▸ Given records
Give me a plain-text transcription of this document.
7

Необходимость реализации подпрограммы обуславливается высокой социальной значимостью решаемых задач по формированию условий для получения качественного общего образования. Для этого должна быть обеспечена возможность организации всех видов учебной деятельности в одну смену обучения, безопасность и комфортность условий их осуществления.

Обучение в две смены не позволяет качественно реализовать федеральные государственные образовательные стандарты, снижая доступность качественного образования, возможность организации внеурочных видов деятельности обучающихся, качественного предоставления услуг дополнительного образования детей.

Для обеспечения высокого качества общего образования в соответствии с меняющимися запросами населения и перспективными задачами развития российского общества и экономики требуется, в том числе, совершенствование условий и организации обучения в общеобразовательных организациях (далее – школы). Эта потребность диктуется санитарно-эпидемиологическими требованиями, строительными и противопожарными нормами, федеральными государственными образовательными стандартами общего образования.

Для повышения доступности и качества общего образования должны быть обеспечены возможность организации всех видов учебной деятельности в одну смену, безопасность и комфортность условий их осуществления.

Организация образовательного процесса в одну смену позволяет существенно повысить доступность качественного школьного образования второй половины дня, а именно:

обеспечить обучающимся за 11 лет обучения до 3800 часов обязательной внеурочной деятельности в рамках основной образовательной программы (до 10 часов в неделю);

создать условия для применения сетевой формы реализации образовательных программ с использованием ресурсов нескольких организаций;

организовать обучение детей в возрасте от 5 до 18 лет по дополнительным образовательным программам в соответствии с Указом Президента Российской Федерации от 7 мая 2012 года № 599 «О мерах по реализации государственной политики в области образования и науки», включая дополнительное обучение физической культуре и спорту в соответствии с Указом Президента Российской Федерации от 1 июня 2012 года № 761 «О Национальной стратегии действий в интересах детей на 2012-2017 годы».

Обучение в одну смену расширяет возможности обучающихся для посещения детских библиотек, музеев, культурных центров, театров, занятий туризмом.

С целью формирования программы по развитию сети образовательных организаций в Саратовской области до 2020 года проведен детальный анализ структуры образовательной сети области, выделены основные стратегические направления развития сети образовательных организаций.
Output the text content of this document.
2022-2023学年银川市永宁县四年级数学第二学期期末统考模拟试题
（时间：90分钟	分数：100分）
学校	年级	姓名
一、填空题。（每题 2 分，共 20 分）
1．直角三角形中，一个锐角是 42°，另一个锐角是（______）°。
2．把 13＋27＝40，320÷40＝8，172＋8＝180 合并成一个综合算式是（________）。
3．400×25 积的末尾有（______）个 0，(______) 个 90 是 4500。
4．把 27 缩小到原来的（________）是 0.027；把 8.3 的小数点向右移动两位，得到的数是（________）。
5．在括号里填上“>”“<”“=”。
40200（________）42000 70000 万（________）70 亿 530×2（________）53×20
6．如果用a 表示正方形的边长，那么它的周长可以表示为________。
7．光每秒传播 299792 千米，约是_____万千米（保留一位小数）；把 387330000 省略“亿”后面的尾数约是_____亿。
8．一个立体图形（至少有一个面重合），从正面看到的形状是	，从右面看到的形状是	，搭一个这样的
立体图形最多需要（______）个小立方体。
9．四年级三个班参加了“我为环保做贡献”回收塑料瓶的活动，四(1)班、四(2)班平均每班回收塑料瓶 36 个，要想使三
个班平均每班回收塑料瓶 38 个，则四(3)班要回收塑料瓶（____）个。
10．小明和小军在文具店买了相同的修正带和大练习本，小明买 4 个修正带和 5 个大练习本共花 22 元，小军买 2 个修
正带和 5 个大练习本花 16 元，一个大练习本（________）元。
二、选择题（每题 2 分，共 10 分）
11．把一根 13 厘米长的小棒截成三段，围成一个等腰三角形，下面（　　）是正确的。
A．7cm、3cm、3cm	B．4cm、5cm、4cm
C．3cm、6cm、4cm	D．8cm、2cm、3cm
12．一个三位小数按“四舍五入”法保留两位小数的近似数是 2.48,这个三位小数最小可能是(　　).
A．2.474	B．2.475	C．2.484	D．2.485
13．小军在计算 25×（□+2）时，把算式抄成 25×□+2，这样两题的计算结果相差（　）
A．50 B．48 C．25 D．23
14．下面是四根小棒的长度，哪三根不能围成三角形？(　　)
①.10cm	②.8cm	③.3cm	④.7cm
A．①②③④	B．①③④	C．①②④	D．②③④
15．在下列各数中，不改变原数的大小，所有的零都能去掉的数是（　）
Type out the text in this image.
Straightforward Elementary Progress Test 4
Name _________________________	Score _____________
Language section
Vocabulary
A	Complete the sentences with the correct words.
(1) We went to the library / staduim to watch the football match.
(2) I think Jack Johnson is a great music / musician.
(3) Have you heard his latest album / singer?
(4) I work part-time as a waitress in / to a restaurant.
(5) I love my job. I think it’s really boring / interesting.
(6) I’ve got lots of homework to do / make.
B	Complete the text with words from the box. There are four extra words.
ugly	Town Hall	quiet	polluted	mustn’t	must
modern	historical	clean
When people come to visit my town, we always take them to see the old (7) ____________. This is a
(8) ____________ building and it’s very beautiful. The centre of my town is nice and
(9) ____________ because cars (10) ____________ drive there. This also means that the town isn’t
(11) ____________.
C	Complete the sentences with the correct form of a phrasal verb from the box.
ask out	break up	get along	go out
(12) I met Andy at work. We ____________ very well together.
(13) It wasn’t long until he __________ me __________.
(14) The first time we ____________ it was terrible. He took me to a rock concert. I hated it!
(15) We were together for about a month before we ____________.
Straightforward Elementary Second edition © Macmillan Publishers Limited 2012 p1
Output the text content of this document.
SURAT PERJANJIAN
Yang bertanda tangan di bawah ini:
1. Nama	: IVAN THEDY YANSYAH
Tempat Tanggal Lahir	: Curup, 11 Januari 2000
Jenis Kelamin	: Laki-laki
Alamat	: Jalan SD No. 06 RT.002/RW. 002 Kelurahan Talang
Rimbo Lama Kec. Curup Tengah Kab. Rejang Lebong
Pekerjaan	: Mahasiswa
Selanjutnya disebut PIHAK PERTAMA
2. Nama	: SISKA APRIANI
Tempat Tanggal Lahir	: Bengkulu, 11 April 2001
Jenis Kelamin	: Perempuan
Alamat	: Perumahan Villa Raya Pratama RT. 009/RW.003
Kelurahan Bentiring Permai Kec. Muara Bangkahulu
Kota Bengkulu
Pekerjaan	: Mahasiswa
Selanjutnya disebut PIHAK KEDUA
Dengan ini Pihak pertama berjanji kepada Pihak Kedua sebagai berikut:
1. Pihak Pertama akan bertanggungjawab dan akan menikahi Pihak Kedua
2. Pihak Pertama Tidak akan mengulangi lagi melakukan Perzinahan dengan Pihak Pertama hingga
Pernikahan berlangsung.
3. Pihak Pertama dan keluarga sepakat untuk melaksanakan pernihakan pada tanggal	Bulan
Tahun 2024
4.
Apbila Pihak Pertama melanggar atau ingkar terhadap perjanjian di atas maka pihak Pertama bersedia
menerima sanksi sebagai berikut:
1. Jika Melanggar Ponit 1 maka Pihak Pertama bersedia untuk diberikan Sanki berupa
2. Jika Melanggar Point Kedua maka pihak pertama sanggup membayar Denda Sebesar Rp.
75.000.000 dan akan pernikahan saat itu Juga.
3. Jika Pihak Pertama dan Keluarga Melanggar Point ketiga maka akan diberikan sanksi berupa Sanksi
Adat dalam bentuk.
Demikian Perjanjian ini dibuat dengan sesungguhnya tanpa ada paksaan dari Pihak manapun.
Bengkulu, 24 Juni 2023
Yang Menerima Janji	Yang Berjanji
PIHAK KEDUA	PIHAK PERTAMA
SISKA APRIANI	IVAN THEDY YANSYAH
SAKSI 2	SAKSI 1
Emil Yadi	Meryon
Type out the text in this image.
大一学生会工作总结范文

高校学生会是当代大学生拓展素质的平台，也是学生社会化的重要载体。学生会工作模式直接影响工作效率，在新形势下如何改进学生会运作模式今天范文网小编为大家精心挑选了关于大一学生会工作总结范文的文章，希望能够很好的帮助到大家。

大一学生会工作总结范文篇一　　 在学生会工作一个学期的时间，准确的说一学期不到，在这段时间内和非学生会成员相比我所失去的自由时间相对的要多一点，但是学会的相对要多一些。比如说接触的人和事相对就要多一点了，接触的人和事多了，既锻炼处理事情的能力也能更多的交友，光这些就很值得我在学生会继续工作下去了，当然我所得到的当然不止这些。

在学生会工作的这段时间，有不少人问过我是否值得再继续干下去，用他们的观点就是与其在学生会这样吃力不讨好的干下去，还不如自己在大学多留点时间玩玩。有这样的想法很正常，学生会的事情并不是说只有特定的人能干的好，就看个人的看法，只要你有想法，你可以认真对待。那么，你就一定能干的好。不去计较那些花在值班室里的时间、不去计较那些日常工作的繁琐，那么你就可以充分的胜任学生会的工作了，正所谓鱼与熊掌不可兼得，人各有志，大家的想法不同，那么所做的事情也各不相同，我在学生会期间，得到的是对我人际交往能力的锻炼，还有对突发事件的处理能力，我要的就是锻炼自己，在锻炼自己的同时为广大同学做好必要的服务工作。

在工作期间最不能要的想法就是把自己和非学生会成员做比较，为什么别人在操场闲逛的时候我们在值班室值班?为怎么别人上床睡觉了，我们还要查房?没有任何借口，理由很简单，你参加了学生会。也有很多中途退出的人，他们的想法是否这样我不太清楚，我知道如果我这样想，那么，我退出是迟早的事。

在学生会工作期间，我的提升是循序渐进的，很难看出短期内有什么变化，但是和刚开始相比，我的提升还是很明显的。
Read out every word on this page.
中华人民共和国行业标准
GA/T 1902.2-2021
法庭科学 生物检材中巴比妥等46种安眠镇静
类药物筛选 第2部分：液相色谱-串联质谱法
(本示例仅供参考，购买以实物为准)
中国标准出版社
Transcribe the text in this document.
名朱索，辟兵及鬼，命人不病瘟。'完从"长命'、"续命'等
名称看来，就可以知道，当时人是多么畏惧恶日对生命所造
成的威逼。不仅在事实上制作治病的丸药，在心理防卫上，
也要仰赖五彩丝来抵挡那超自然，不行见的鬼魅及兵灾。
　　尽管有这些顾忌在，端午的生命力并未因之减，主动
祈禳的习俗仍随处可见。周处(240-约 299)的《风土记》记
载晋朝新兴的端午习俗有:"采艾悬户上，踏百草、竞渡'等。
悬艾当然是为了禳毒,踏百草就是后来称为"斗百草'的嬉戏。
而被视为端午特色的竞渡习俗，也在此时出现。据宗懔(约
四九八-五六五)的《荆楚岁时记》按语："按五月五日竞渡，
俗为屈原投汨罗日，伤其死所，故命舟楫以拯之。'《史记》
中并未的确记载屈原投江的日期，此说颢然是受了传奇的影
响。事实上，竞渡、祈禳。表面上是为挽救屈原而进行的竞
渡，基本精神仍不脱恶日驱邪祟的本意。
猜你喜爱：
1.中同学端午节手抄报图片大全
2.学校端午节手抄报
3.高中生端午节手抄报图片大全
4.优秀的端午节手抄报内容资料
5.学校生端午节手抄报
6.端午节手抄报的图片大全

▸ Task brief
Every line that holds the word "berupa" should be extracted.

▸ Solution below
1. Jika Melanggar Ponit 1 maka Pihak Pertama bersedia untuk diberikan Sanki berupa
3. Jika Pihak Pertama dan Keluarga Melanggar Point ketiga maka akan diberikan sanksi berupa Sanksi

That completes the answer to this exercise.